Document text:
Segment Open
Question

How do I find the angle between the planes `x + 2y − z + 1 = 0` and `x − y + 3z + 4 = 0`?

Answer 1

`alpha=119.50^@`

Explanation:

To find the angle between two planes, one has to find the angle between normal vectors of these planes.

How to find a normal vector to a plane

Explanation of why the angle between two vectors, each one normal to a plane, gives the angle between the two involved planes

Normal Vectors
For the plane 1 , `x+2y-z+1=0`
`N vec 1= hat i +2*hat j-1*hat k`

For the plane 2 , `x-y+3z+4=0`
`N vec 2= hat i -hat j+3*hat k`

Angle between the 2 vectors
`N vec 1*N vec 2=|N vec 1|*|N vec 2|*cos alpha` => `cos alpha=(N vec 1*N vec 2)/(|N vec 1|*|N vec 2|)`
`N vec 1*N vec 2=1*1+2*(-1)+(-1)(3)=1-2-3=-4`
`|N vec 1|=sqrt(1^2+2^2+(-1)^2)=sqrt(1+4+1)=sqrt(6)`
`|N vec 2|=sqrt(1^2+(-1)^2+3^2)=sqrt(1+1+9)=sqrt(11)`
`cos alpha=-4/(sqrt(6)*sqrt(11)` => `cos alpha=-4/sqrt(66)` => `alpha=119.50^@`
Segment Closed
Records:
Segment Open
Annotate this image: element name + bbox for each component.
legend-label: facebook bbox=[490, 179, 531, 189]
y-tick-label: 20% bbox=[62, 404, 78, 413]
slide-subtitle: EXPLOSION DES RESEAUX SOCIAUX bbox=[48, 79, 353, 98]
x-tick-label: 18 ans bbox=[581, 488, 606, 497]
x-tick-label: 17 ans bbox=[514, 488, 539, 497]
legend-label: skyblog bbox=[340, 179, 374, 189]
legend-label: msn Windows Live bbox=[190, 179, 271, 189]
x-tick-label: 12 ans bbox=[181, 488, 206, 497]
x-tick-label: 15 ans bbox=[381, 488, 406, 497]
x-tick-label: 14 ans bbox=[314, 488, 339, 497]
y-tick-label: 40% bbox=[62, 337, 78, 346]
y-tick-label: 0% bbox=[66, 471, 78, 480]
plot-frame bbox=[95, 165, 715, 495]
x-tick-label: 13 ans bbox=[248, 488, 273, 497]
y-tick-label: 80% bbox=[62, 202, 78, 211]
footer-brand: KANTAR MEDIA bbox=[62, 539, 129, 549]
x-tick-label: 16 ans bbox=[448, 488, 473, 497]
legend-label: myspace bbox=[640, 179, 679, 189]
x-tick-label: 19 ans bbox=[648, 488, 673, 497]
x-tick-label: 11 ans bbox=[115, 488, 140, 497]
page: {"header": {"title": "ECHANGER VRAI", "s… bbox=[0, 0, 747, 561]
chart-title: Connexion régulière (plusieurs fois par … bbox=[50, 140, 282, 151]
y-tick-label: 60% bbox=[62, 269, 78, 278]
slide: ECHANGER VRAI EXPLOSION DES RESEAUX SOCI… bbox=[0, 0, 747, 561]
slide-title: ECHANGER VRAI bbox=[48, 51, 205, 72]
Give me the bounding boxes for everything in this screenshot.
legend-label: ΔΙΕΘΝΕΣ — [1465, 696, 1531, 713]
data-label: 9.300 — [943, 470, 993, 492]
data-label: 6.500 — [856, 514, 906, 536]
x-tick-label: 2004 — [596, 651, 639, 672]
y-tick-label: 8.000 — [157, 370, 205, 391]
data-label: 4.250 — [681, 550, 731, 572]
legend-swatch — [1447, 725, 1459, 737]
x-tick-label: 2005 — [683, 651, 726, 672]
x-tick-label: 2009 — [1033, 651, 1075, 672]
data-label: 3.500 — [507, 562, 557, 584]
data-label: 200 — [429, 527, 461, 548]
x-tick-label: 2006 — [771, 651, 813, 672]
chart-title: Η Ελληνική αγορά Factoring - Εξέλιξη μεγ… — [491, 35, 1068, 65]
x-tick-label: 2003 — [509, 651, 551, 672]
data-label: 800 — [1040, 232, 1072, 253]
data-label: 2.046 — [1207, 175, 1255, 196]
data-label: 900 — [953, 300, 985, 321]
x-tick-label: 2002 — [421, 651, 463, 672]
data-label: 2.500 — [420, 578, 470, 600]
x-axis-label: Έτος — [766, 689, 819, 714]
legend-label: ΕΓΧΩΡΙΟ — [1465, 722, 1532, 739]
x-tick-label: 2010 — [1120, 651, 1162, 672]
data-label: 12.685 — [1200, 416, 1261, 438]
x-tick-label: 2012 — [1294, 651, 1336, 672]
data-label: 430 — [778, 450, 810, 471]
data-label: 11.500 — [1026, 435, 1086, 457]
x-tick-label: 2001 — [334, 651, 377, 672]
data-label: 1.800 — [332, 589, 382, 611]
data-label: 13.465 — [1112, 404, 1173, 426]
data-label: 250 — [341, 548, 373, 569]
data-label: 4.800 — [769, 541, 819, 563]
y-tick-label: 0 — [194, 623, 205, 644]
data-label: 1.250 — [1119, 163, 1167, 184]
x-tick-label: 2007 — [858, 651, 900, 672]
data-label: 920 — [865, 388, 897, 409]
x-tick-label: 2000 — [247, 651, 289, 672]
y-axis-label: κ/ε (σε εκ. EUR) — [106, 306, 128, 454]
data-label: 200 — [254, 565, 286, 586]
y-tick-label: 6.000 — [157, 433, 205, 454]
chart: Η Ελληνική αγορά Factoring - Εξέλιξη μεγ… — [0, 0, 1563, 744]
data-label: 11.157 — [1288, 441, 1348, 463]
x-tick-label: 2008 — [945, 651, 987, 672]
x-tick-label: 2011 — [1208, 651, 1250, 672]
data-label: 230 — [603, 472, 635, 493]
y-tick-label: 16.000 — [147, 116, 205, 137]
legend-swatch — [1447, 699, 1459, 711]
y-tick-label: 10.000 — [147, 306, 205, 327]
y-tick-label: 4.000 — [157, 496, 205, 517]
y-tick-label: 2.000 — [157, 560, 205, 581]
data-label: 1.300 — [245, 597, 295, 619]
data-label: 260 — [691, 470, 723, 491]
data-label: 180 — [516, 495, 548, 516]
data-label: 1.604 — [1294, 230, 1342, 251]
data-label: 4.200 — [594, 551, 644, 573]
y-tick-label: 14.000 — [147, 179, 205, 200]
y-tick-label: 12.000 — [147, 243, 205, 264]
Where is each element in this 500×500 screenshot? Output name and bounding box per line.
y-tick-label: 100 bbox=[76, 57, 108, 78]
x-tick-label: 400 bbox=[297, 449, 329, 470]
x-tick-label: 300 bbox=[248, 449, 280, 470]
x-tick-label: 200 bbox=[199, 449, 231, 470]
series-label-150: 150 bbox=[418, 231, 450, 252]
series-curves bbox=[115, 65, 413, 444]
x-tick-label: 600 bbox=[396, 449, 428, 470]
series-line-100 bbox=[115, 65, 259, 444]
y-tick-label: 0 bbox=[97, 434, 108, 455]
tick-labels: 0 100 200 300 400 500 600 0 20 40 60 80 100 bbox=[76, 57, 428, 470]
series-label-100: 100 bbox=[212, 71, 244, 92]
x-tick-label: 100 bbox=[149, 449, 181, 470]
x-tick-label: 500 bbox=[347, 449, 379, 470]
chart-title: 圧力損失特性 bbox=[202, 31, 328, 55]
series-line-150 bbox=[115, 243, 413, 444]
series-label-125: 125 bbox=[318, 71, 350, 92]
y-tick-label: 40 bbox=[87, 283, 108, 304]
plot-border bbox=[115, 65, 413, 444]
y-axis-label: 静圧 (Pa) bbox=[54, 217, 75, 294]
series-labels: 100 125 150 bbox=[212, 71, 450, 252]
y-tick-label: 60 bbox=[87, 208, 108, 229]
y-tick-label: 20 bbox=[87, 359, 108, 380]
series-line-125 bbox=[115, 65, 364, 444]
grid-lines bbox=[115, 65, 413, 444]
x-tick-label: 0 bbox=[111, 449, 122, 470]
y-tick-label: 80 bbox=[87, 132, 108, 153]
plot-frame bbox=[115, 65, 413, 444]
Segment Closed
Problem set:
[1] In the thread on the angle between two planes, what value does the dot product of the two normal vectors come out to?
[2] List every quantity that the thread on the angle between two planes computes from the two normal vectors before finding cos alpha, with the value it gives for each.
[3] Please copy from the thread on the angle between two planes the passage starting at "How do I find" and ending at "of these planes.".

Solved tasks:
[1] -4

[2]
- Dot product of N vec 1 and N vec 2: -4
- Magnitude of N vec 1: sqrt(6)
- Magnitude of N vec 2: sqrt(11)

[3]
How do I find the angle between the planes `x + 2y − z + 1 = 0` and `x − y + 3z + 4 = 0`?

Answer 1

`alpha=119.50^@`

Explanation:

To find the angle between two planes, one has to find the angle between normal vectors of these planes.